Exercise goal
Repeat the records below exactly, leaving out every picture.

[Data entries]

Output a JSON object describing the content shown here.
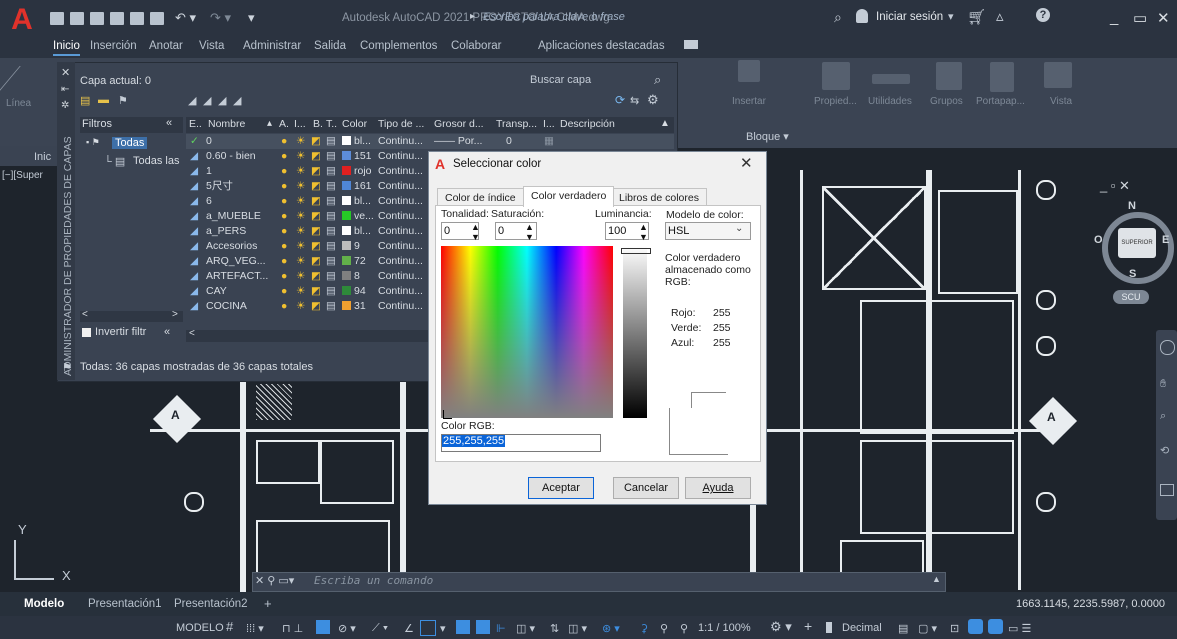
{
  "titlebar": {
    "app_title": "Autodesk AutoCAD 2021   PROYECTO LA CIMA.dwg",
    "search_placeholder": "Escriba palabra clave o frase",
    "login": "Iniciar sesión"
  },
  "ribbon_tabs": [
    "Inicio",
    "Inserción",
    "Anotar",
    "Vista",
    "Administrar",
    "Salida",
    "Complementos",
    "Colaborar",
    "Aplicaciones destacadas"
  ],
  "ribbon_groups": [
    "Insertar",
    "Propied...",
    "Utilidades",
    "Grupos",
    "Portapap...",
    "Vista"
  ],
  "ribbon_misc": {
    "line_label": "Línea",
    "block_label": "Bloque ▾"
  },
  "drawing_tab": {
    "label": "Inic",
    "viewport_label": "[−][Super"
  },
  "layer_manager": {
    "panel_title": "ADMINISTRADOR DE PROPIEDADES DE CAPAS",
    "current_layer": "Capa actual: 0",
    "search_placeholder": "Buscar capa",
    "filters_label": "Filtros",
    "filter_all": "Todas",
    "filter_used": "Todas las capas",
    "invert_filter": "Invertir filtr",
    "columns": [
      "E..",
      "Nombre",
      "A.",
      "I...",
      "B.",
      "T..",
      "Color",
      "Tipo de ...",
      "Grosor d...",
      "Transp...",
      "I...",
      "Descripción"
    ],
    "layers": [
      {
        "name": "0",
        "color": "bl...",
        "color_hex": "#ffffff",
        "linetype": "Continu...",
        "lineweight": "—— Por...",
        "transp": "0"
      },
      {
        "name": "0.60 - bien",
        "color": "151",
        "color_hex": "#5c8cd9",
        "linetype": "Continu..."
      },
      {
        "name": "1",
        "color": "rojo",
        "color_hex": "#e02020",
        "linetype": "Continu..."
      },
      {
        "name": "5尺寸",
        "color": "161",
        "color_hex": "#4f86d6",
        "linetype": "Continu..."
      },
      {
        "name": "6",
        "color": "bl...",
        "color_hex": "#ffffff",
        "linetype": "Continu..."
      },
      {
        "name": "a_MUEBLE",
        "color": "ve...",
        "color_hex": "#26c826",
        "linetype": "Continu..."
      },
      {
        "name": "a_PERS",
        "color": "bl...",
        "color_hex": "#ffffff",
        "linetype": "Continu..."
      },
      {
        "name": "Accesorios",
        "color": "9",
        "color_hex": "#bdbdbd",
        "linetype": "Continu..."
      },
      {
        "name": "ARQ_VEG...",
        "color": "72",
        "color_hex": "#62b04a",
        "linetype": "Continu..."
      },
      {
        "name": "ARTEFACT...",
        "color": "8",
        "color_hex": "#808080",
        "linetype": "Continu..."
      },
      {
        "name": "CAY",
        "color": "94",
        "color_hex": "#2e8a3a",
        "linetype": "Continu..."
      },
      {
        "name": "COCINA",
        "color": "31",
        "color_hex": "#f0a030",
        "linetype": "Continu..."
      }
    ],
    "footer": "Todas: 36 capas mostradas de 36 capas totales"
  },
  "dialog": {
    "title": "Seleccionar color",
    "tabs": [
      "Color de índice",
      "Color verdadero",
      "Libros de colores"
    ],
    "hue_label": "Tonalidad:",
    "sat_label": "Saturación:",
    "lum_label": "Luminancia:",
    "model_label": "Modelo de color:",
    "hue": "0",
    "sat": "0",
    "lum": "100",
    "model": "HSL",
    "stored_note": "Color verdadero almacenado como RGB:",
    "red_label": "Rojo:",
    "red": "255",
    "green_label": "Verde:",
    "green": "255",
    "blue_label": "Azul:",
    "blue": "255",
    "rgb_label": "Color RGB:",
    "rgb_value": "255,255,255",
    "ok": "Aceptar",
    "cancel": "Cancelar",
    "help": "Ayuda"
  },
  "command_line": {
    "placeholder": "Escriba un comando"
  },
  "viewcube": {
    "n": "N",
    "s": "S",
    "e": "E",
    "o": "O",
    "top": "SUPERIOR",
    "ucs": "SCU"
  },
  "axis": {
    "y": "Y",
    "x": "X"
  },
  "layout_tabs": [
    "Modelo",
    "Presentación1",
    "Presentación2",
    "+"
  ],
  "coords": "1663.1145, 2235.5987, 0.0000",
  "status": {
    "model": "MODELO",
    "scale": "1:1 / 100%",
    "units": "Decimal"
  }
}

Written response
Output a JSON object describing the content shown here.
{
  "titlebar": {
    "app_title": "Autodesk AutoCAD 2021   PROYECTO LA CIMA.dwg",
    "search_placeholder": "Escriba palabra clave o frase",
    "login": "Iniciar sesión"
  },
  "ribbon_tabs": [
    "Inicio",
    "Inserción",
    "Anotar",
    "Vista",
    "Administrar",
    "Salida",
    "Complementos",
    "Colaborar",
    "Aplicaciones destacadas"
  ],
  "ribbon_groups": [
    "Insertar",
    "Propied...",
    "Utilidades",
    "Grupos",
    "Portapap...",
    "Vista"
  ],
  "ribbon_misc": {
    "line_label": "Línea",
    "block_label": "Bloque ▾"
  },
  "drawing_tab": {
    "label": "Inic",
    "viewport_label": "[−][Super"
  },
  "layer_manager": {
    "panel_title": "ADMINISTRADOR DE PROPIEDADES DE CAPAS",
    "current_layer": "Capa actual: 0",
    "search_placeholder": "Buscar capa",
    "filters_label": "Filtros",
    "filter_all": "Todas",
    "filter_used": "Todas las capas",
    "invert_filter": "Invertir filtr",
    "columns": [
      "E..",
      "Nombre",
      "A.",
      "I...",
      "B.",
      "T..",
      "Color",
      "Tipo de ...",
      "Grosor d...",
      "Transp...",
      "I...",
      "Descripción"
    ],
    "layers": [
      {
        "name": "0",
        "color": "bl...",
        "color_hex": "#ffffff",
        "linetype": "Continu...",
        "lineweight": "—— Por...",
        "transp": "0"
      },
      {
        "name": "0.60 - bien",
        "color": "151",
        "color_hex": "#5c8cd9",
        "linetype": "Continu..."
      },
      {
        "name": "1",
        "color": "rojo",
        "color_hex": "#e02020",
        "linetype": "Continu..."
      },
      {
        "name": "5尺寸",
        "color": "161",
        "color_hex": "#4f86d6",
        "linetype": "Continu..."
      },
      {
        "name": "6",
        "color": "bl...",
        "color_hex": "#ffffff",
        "linetype": "Continu..."
      },
      {
        "name": "a_MUEBLE",
        "color": "ve...",
        "color_hex": "#26c826",
        "linetype": "Continu..."
      },
      {
        "name": "a_PERS",
        "color": "bl...",
        "color_hex": "#ffffff",
        "linetype": "Continu..."
      },
      {
        "name": "Accesorios",
        "color": "9",
        "color_hex": "#bdbdbd",
        "linetype": "Continu..."
      },
      {
        "name": "ARQ_VEG...",
        "color": "72",
        "color_hex": "#62b04a",
        "linetype": "Continu..."
      },
      {
        "name": "ARTEFACT...",
        "color": "8",
        "color_hex": "#808080",
        "linetype": "Continu..."
      },
      {
        "name": "CAY",
        "color": "94",
        "color_hex": "#2e8a3a",
        "linetype": "Continu..."
      },
      {
        "name": "COCINA",
        "color": "31",
        "color_hex": "#f0a030",
        "linetype": "Continu..."
      }
    ],
    "footer": "Todas: 36 capas mostradas de 36 capas totales"
  },
  "dialog": {
    "title": "Seleccionar color",
    "tabs": [
      "Color de índice",
      "Color verdadero",
      "Libros de colores"
    ],
    "hue_label": "Tonalidad:",
    "sat_label": "Saturación:",
    "lum_label": "Luminancia:",
    "model_label": "Modelo de color:",
    "hue": "0",
    "sat": "0",
    "lum": "100",
    "model": "HSL",
    "stored_note": "Color verdadero almacenado como RGB:",
    "red_label": "Rojo:",
    "red": "255",
    "green_label": "Verde:",
    "green": "255",
    "blue_label": "Azul:",
    "blue": "255",
    "rgb_label": "Color RGB:",
    "rgb_value": "255,255,255",
    "ok": "Aceptar",
    "cancel": "Cancelar",
    "help": "Ayuda"
  },
  "command_line": {
    "placeholder": "Escriba un comando"
  },
  "viewcube": {
    "n": "N",
    "s": "S",
    "e": "E",
    "o": "O",
    "top": "SUPERIOR",
    "ucs": "SCU"
  },
  "axis": {
    "y": "Y",
    "x": "X"
  },
  "layout_tabs": [
    "Modelo",
    "Presentación1",
    "Presentación2",
    "+"
  ],
  "coords": "1663.1145, 2235.5987, 0.0000",
  "status": {
    "model": "MODELO",
    "scale": "1:1 / 100%",
    "units": "Decimal"
  }
}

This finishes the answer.